* _Job_: In your copy, reproduce the entries exactly as they are, minus the images.
— start of Data for this exercise —
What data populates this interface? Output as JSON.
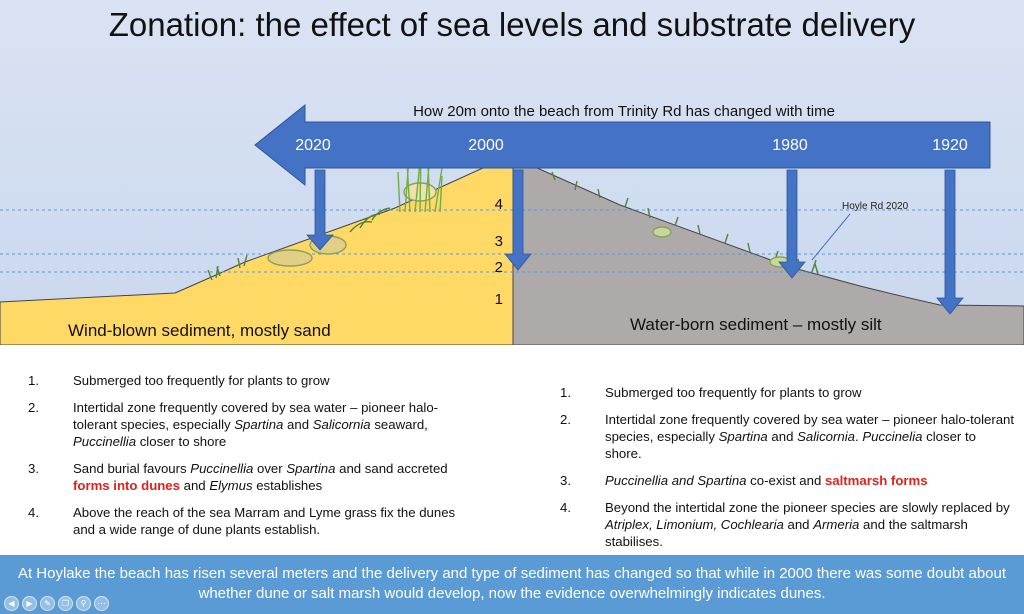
{
  "title": "Zonation: the effect of sea levels and substrate delivery",
  "timeline": {
    "caption": "How 20m onto the beach from Trinity Rd has changed with time",
    "years": [
      "2020",
      "2000",
      "1980",
      "1920"
    ]
  },
  "zone_numbers": [
    "4",
    "3",
    "2",
    "1"
  ],
  "labels": {
    "hoyle": "Hoyle Rd 2020",
    "sand": "Wind-blown sediment, mostly sand",
    "silt": "Water-born sediment – mostly silt"
  },
  "left_list": [
    {
      "num": "1.",
      "parts": [
        {
          "t": "Submerged too frequently for plants to grow",
          "s": "n"
        }
      ]
    },
    {
      "num": "2.",
      "parts": [
        {
          "t": "Intertidal zone frequently covered by sea water – pioneer halo-tolerant species, especially ",
          "s": "n"
        },
        {
          "t": "Spartina",
          "s": "i"
        },
        {
          "t": " and ",
          "s": "n"
        },
        {
          "t": "Salicornia",
          "s": "i"
        },
        {
          "t": " seaward, ",
          "s": "n"
        },
        {
          "t": "Puccinellia",
          "s": "i"
        },
        {
          "t": " closer to shore",
          "s": "n"
        }
      ]
    },
    {
      "num": "3.",
      "parts": [
        {
          "t": "Sand burial favours ",
          "s": "n"
        },
        {
          "t": "Puccinellia",
          "s": "i"
        },
        {
          "t": " over ",
          "s": "n"
        },
        {
          "t": "Spartina",
          "s": "i"
        },
        {
          "t": " and sand accreted ",
          "s": "n"
        },
        {
          "t": "forms into dunes",
          "s": "r"
        },
        {
          "t": " and ",
          "s": "n"
        },
        {
          "t": "Elymus",
          "s": "i"
        },
        {
          "t": " establishes",
          "s": "n"
        }
      ]
    },
    {
      "num": "4.",
      "parts": [
        {
          "t": "Above the reach of the sea Marram and Lyme grass fix  the dunes and a wide range of dune plants establish.",
          "s": "n"
        }
      ]
    }
  ],
  "right_list": [
    {
      "num": "1.",
      "parts": [
        {
          "t": "Submerged too frequently for plants to grow",
          "s": "n"
        }
      ]
    },
    {
      "num": "2.",
      "parts": [
        {
          "t": "Intertidal zone frequently covered by sea water – pioneer halo-tolerant species, especially ",
          "s": "n"
        },
        {
          "t": "Spartina",
          "s": "i"
        },
        {
          "t": " and ",
          "s": "n"
        },
        {
          "t": "Salicornia",
          "s": "i"
        },
        {
          "t": ".  ",
          "s": "n"
        },
        {
          "t": "Puccinelia",
          "s": "i"
        },
        {
          "t": " closer to shore.",
          "s": "n"
        }
      ]
    },
    {
      "num": "3.",
      "parts": [
        {
          "t": "Puccinellia",
          "s": "i"
        },
        {
          "t": " and ",
          "s": "i"
        },
        {
          "t": "Spartina",
          "s": "i"
        },
        {
          "t": " co-exist and ",
          "s": "n"
        },
        {
          "t": "saltmarsh forms",
          "s": "r"
        }
      ]
    },
    {
      "num": "4.",
      "parts": [
        {
          "t": "Beyond the intertidal zone the pioneer species are slowly replaced by ",
          "s": "n"
        },
        {
          "t": "Atriplex, Limonium, Cochlearia",
          "s": "i"
        },
        {
          "t": " and ",
          "s": "n"
        },
        {
          "t": "Armeria",
          "s": "i"
        },
        {
          "t": " and the saltmarsh stabilises.",
          "s": "n"
        }
      ]
    }
  ],
  "conclusion": "At Hoylake the beach has risen several meters and the delivery and type of sediment has changed so that while in 2000 there was some doubt about whether dune or salt marsh would develop, now the evidence overwhelmingly indicates dunes.",
  "colors": {
    "sky": "#dae3f3",
    "sand": "#ffd966",
    "silt": "#aeaaaa",
    "arrow": "#4472c4",
    "banner": "#5b9bd5",
    "accent_red": "#e0201b"
  },
  "icons": [
    "player-back-icon",
    "player-play-icon",
    "player-edit-icon",
    "player-copy-icon",
    "player-zoom-icon",
    "player-more-icon"
  ]
}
— end of Data for this exercise —
* _Solution below_:
What data populates this interface? Output as JSON.
{
  "title": "Zonation: the effect of sea levels and substrate delivery",
  "timeline": {
    "caption": "How 20m onto the beach from Trinity Rd has changed with time",
    "years": [
      "2020",
      "2000",
      "1980",
      "1920"
    ]
  },
  "zone_numbers": [
    "4",
    "3",
    "2",
    "1"
  ],
  "labels": {
    "hoyle": "Hoyle Rd 2020",
    "sand": "Wind-blown sediment, mostly sand",
    "silt": "Water-born sediment – mostly silt"
  },
  "left_list": [
    {
      "num": "1.",
      "parts": [
        {
          "t": "Submerged too frequently for plants to grow",
          "s": "n"
        }
      ]
    },
    {
      "num": "2.",
      "parts": [
        {
          "t": "Intertidal zone frequently covered by sea water – pioneer halo-tolerant species, especially ",
          "s": "n"
        },
        {
          "t": "Spartina",
          "s": "i"
        },
        {
          "t": " and ",
          "s": "n"
        },
        {
          "t": "Salicornia",
          "s": "i"
        },
        {
          "t": " seaward, ",
          "s": "n"
        },
        {
          "t": "Puccinellia",
          "s": "i"
        },
        {
          "t": " closer to shore",
          "s": "n"
        }
      ]
    },
    {
      "num": "3.",
      "parts": [
        {
          "t": "Sand burial favours ",
          "s": "n"
        },
        {
          "t": "Puccinellia",
          "s": "i"
        },
        {
          "t": " over ",
          "s": "n"
        },
        {
          "t": "Spartina",
          "s": "i"
        },
        {
          "t": " and sand accreted ",
          "s": "n"
        },
        {
          "t": "forms into dunes",
          "s": "r"
        },
        {
          "t": " and ",
          "s": "n"
        },
        {
          "t": "Elymus",
          "s": "i"
        },
        {
          "t": " establishes",
          "s": "n"
        }
      ]
    },
    {
      "num": "4.",
      "parts": [
        {
          "t": "Above the reach of the sea Marram and Lyme grass fix  the dunes and a wide range of dune plants establish.",
          "s": "n"
        }
      ]
    }
  ],
  "right_list": [
    {
      "num": "1.",
      "parts": [
        {
          "t": "Submerged too frequently for plants to grow",
          "s": "n"
        }
      ]
    },
    {
      "num": "2.",
      "parts": [
        {
          "t": "Intertidal zone frequently covered by sea water – pioneer halo-tolerant species, especially ",
          "s": "n"
        },
        {
          "t": "Spartina",
          "s": "i"
        },
        {
          "t": " and ",
          "s": "n"
        },
        {
          "t": "Salicornia",
          "s": "i"
        },
        {
          "t": ".  ",
          "s": "n"
        },
        {
          "t": "Puccinelia",
          "s": "i"
        },
        {
          "t": " closer to shore.",
          "s": "n"
        }
      ]
    },
    {
      "num": "3.",
      "parts": [
        {
          "t": "Puccinellia",
          "s": "i"
        },
        {
          "t": " and ",
          "s": "i"
        },
        {
          "t": "Spartina",
          "s": "i"
        },
        {
          "t": " co-exist and ",
          "s": "n"
        },
        {
          "t": "saltmarsh forms",
          "s": "r"
        }
      ]
    },
    {
      "num": "4.",
      "parts": [
        {
          "t": "Beyond the intertidal zone the pioneer species are slowly replaced by ",
          "s": "n"
        },
        {
          "t": "Atriplex, Limonium, Cochlearia",
          "s": "i"
        },
        {
          "t": " and ",
          "s": "n"
        },
        {
          "t": "Armeria",
          "s": "i"
        },
        {
          "t": " and the saltmarsh stabilises.",
          "s": "n"
        }
      ]
    }
  ],
  "conclusion": "At Hoylake the beach has risen several meters and the delivery and type of sediment has changed so that while in 2000 there was some doubt about whether dune or salt marsh would develop, now the evidence overwhelmingly indicates dunes.",
  "colors": {
    "sky": "#dae3f3",
    "sand": "#ffd966",
    "silt": "#aeaaaa",
    "arrow": "#4472c4",
    "banner": "#5b9bd5",
    "accent_red": "#e0201b"
  },
  "icons": [
    "player-back-icon",
    "player-play-icon",
    "player-edit-icon",
    "player-copy-icon",
    "player-zoom-icon",
    "player-more-icon"
  ]
}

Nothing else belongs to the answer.